Copy all of the material below exactly.
══════
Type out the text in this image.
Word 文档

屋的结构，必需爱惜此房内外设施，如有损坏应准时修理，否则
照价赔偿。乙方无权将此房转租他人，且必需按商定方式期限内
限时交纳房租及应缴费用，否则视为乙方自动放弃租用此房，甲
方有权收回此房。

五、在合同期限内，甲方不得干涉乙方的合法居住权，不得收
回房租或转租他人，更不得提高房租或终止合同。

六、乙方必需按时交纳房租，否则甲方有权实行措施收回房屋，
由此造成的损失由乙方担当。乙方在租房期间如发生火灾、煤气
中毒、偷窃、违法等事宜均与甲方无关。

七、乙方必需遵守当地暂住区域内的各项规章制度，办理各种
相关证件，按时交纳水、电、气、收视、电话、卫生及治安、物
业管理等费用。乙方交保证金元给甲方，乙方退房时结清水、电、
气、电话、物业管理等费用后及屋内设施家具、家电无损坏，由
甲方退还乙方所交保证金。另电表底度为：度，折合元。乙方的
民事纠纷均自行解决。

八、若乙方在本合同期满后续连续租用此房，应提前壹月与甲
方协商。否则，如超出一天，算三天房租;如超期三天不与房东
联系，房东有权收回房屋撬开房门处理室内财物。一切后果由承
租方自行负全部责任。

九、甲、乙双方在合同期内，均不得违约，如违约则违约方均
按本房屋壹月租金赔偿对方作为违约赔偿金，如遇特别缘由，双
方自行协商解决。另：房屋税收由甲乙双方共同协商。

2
══════
COMPLETED EXERCISE
Type out the text in this image.
Word 文档

屋的结构，必需爱惜此房内外设施，如有损坏应准时修理，否则
照价赔偿。乙方无权将此房转租他人，且必需按商定方式期限内
限时交纳房租及应缴费用，否则视为乙方自动放弃租用此房，甲
方有权收回此房。

五、在合同期限内，甲方不得干涉乙方的合法居住权，不得收
回房租或转租他人，更不得提高房租或终止合同。

六、乙方必需按时交纳房租，否则甲方有权实行措施收回房屋，
由此造成的损失由乙方担当。乙方在租房期间如发生火灾、煤气
中毒、偷窃、违法等事宜均与甲方无关。

七、乙方必需遵守当地暂住区域内的各项规章制度，办理各种
相关证件，按时交纳水、电、气、收视、电话、卫生及治安、物
业管理等费用。乙方交保证金元给甲方，乙方退房时结清水、电、
气、电话、物业管理等费用后及屋内设施家具、家电无损坏，由
甲方退还乙方所交保证金。另电表底度为：度，折合元。乙方的
民事纠纷均自行解决。

八、若乙方在本合同期满后续连续租用此房，应提前壹月与甲
方协商。否则，如超出一天，算三天房租;如超期三天不与房东
联系，房东有权收回房屋撬开房门处理室内财物。一切后果由承
租方自行负全部责任。

九、甲、乙双方在合同期内，均不得违约，如违约则违约方均
按本房屋壹月租金赔偿对方作为违约赔偿金，如遇特别缘由，双
方自行协商解决。另：房屋税收由甲乙双方共同协商。

2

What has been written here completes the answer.